▶ Dataset rows
::::::::
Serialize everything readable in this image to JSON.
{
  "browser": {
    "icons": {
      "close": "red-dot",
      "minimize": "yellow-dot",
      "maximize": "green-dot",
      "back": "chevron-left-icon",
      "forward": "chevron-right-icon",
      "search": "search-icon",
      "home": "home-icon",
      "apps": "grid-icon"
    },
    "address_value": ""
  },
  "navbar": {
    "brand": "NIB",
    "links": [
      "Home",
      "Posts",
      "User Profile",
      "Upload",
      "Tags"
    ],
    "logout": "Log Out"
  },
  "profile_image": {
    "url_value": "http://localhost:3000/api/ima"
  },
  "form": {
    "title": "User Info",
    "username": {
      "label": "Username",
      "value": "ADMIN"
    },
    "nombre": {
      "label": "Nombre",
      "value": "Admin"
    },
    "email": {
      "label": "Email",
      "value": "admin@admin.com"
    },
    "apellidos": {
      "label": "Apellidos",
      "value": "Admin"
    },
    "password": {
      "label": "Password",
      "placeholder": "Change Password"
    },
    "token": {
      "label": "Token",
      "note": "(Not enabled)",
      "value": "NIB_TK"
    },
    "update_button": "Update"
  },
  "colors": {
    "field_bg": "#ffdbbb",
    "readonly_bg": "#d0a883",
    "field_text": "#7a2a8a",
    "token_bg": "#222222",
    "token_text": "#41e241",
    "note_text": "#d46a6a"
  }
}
::::::::
Each record must be repeated exactly as it is.

Serialize everything readable in this image to JSON.
{
  "browser": {
    "icons": {
      "close": "red-dot",
      "minimize": "yellow-dot",
      "maximize": "green-dot",
      "back": "chevron-left-icon",
      "forward": "chevron-right-icon",
      "search": "search-icon",
      "home": "home-icon",
      "apps": "grid-icon"
    },
    "address_value": ""
  },
  "navbar": {
    "brand": "NIB",
    "links": [
      "Home",
      "Posts",
      "User Profile",
      "Upload",
      "Tags"
    ],
    "logout": "Log Out"
  },
  "profile_image": {
    "url_value": "http://localhost:3000/api/ima"
  },
  "form": {
    "title": "User Info",
    "username": {
      "label": "Username",
      "value": "ADMIN"
    },
    "nombre": {
      "label": "Nombre",
      "value": "Admin"
    },
    "email": {
      "label": "Email",
      "value": "admin@admin.com"
    },
    "apellidos": {
      "label": "Apellidos",
      "value": "Admin"
    },
    "password": {
      "label": "Password",
      "placeholder": "Change Password"
    },
    "token": {
      "label": "Token",
      "note": "(Not enabled)",
      "value": "NIB_TK"
    },
    "update_button": "Update"
  },
  "colors": {
    "field_bg": "#ffdbbb",
    "readonly_bg": "#d0a883",
    "field_text": "#7a2a8a",
    "token_bg": "#222222",
    "token_text": "#41e241",
    "note_text": "#d46a6a"
  }
}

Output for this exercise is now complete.